» THE EXERCISE:
Exactly reproduce each record listed below.

» LISTED RECORDS:

++++++

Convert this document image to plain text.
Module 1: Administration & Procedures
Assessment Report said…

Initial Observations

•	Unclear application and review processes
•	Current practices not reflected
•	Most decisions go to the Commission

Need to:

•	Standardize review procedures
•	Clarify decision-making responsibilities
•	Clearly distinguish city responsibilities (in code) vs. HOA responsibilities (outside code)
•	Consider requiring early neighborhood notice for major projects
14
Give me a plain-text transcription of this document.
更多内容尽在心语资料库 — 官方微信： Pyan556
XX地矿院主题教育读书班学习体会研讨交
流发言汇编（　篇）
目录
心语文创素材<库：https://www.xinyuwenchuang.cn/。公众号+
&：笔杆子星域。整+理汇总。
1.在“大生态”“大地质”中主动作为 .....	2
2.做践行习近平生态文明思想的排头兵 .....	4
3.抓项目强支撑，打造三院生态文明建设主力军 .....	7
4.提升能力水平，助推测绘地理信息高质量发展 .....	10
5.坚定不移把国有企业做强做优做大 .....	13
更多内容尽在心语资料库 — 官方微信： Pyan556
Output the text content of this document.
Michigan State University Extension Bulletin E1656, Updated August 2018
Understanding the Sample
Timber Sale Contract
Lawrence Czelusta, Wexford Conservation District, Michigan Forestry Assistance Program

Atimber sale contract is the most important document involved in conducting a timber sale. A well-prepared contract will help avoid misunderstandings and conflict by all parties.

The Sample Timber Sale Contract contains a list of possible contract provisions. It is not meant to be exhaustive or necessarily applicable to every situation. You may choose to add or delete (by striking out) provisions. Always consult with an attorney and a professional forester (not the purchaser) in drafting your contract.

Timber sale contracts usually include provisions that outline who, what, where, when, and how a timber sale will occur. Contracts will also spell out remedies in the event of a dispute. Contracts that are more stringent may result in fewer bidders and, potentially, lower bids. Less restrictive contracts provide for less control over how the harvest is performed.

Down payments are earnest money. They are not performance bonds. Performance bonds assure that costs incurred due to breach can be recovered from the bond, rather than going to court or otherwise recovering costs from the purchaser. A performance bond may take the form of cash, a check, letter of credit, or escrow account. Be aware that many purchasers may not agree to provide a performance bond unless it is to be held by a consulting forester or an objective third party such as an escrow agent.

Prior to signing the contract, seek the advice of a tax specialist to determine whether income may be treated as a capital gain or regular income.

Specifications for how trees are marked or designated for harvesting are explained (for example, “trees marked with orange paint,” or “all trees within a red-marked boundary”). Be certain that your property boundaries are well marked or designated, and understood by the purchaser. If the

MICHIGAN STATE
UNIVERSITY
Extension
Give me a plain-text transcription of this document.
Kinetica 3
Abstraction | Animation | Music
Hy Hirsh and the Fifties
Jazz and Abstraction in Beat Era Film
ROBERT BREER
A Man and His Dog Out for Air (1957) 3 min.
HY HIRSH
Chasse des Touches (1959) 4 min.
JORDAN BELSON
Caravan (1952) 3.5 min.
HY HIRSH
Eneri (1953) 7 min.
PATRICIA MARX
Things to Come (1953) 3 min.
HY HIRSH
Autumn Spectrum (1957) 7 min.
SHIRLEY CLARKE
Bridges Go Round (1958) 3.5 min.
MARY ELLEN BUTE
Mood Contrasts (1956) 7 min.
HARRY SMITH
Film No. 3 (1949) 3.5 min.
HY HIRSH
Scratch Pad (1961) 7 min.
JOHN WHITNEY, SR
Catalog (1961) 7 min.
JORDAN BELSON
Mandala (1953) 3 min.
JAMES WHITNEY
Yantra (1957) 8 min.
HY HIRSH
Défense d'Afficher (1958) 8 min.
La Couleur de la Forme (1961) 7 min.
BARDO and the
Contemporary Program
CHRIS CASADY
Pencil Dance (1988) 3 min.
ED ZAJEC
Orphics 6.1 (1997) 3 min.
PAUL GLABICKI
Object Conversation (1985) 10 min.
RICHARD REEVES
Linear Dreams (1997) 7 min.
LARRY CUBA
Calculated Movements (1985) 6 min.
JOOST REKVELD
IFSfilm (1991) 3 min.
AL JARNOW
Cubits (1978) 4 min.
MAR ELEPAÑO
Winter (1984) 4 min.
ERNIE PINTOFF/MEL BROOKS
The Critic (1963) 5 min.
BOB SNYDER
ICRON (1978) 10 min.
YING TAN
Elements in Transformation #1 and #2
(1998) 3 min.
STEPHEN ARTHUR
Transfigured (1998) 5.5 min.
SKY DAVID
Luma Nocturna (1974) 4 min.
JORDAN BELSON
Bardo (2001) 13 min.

++++++

» THE OUTPUT:
Convert this document image to plain text.
Module 1: Administration & Procedures
Assessment Report said…

Initial Observations

•	Unclear application and review processes
•	Current practices not reflected
•	Most decisions go to the Commission

Need to:

•	Standardize review procedures
•	Clarify decision-making responsibilities
•	Clearly distinguish city responsibilities (in code) vs. HOA responsibilities (outside code)
•	Consider requiring early neighborhood notice for major projects
14
Give me a plain-text transcription of this document.
更多内容尽在心语资料库 — 官方微信： Pyan556
XX地矿院主题教育读书班学习体会研讨交
流发言汇编（　篇）
目录
心语文创素材<库：https://www.xinyuwenchuang.cn/。公众号+
&：笔杆子星域。整+理汇总。
1.在“大生态”“大地质”中主动作为 .....	2
2.做践行习近平生态文明思想的排头兵 .....	4
3.抓项目强支撑，打造三院生态文明建设主力军 .....	7
4.提升能力水平，助推测绘地理信息高质量发展 .....	10
5.坚定不移把国有企业做强做优做大 .....	13
更多内容尽在心语资料库 — 官方微信： Pyan556
Output the text content of this document.
Michigan State University Extension Bulletin E1656, Updated August 2018
Understanding the Sample
Timber Sale Contract
Lawrence Czelusta, Wexford Conservation District, Michigan Forestry Assistance Program

Atimber sale contract is the most important document involved in conducting a timber sale. A well-prepared contract will help avoid misunderstandings and conflict by all parties.

The Sample Timber Sale Contract contains a list of possible contract provisions. It is not meant to be exhaustive or necessarily applicable to every situation. You may choose to add or delete (by striking out) provisions. Always consult with an attorney and a professional forester (not the purchaser) in drafting your contract.

Timber sale contracts usually include provisions that outline who, what, where, when, and how a timber sale will occur. Contracts will also spell out remedies in the event of a dispute. Contracts that are more stringent may result in fewer bidders and, potentially, lower bids. Less restrictive contracts provide for less control over how the harvest is performed.

Down payments are earnest money. They are not performance bonds. Performance bonds assure that costs incurred due to breach can be recovered from the bond, rather than going to court or otherwise recovering costs from the purchaser. A performance bond may take the form of cash, a check, letter of credit, or escrow account. Be aware that many purchasers may not agree to provide a performance bond unless it is to be held by a consulting forester or an objective third party such as an escrow agent.

Prior to signing the contract, seek the advice of a tax specialist to determine whether income may be treated as a capital gain or regular income.

Specifications for how trees are marked or designated for harvesting are explained (for example, “trees marked with orange paint,” or “all trees within a red-marked boundary”). Be certain that your property boundaries are well marked or designated, and understood by the purchaser. If the

MICHIGAN STATE
UNIVERSITY
Extension
Give me a plain-text transcription of this document.
Kinetica 3
Abstraction | Animation | Music
Hy Hirsh and the Fifties
Jazz and Abstraction in Beat Era Film
ROBERT BREER
A Man and His Dog Out for Air (1957) 3 min.
HY HIRSH
Chasse des Touches (1959) 4 min.
JORDAN BELSON
Caravan (1952) 3.5 min.
HY HIRSH
Eneri (1953) 7 min.
PATRICIA MARX
Things to Come (1953) 3 min.
HY HIRSH
Autumn Spectrum (1957) 7 min.
SHIRLEY CLARKE
Bridges Go Round (1958) 3.5 min.
MARY ELLEN BUTE
Mood Contrasts (1956) 7 min.
HARRY SMITH
Film No. 3 (1949) 3.5 min.
HY HIRSH
Scratch Pad (1961) 7 min.
JOHN WHITNEY, SR
Catalog (1961) 7 min.
JORDAN BELSON
Mandala (1953) 3 min.
JAMES WHITNEY
Yantra (1957) 8 min.
HY HIRSH
Défense d'Afficher (1958) 8 min.
La Couleur de la Forme (1961) 7 min.
BARDO and the
Contemporary Program
CHRIS CASADY
Pencil Dance (1988) 3 min.
ED ZAJEC
Orphics 6.1 (1997) 3 min.
PAUL GLABICKI
Object Conversation (1985) 10 min.
RICHARD REEVES
Linear Dreams (1997) 7 min.
LARRY CUBA
Calculated Movements (1985) 6 min.
JOOST REKVELD
IFSfilm (1991) 3 min.
AL JARNOW
Cubits (1978) 4 min.
MAR ELEPAÑO
Winter (1984) 4 min.
ERNIE PINTOFF/MEL BROOKS
The Critic (1963) 5 min.
BOB SNYDER
ICRON (1978) 10 min.
YING TAN
Elements in Transformation #1 and #2
(1998) 3 min.
STEPHEN ARTHUR
Transfigured (1998) 5.5 min.
SKY DAVID
Luma Nocturna (1974) 4 min.
JORDAN BELSON
Bardo (2001) 13 min.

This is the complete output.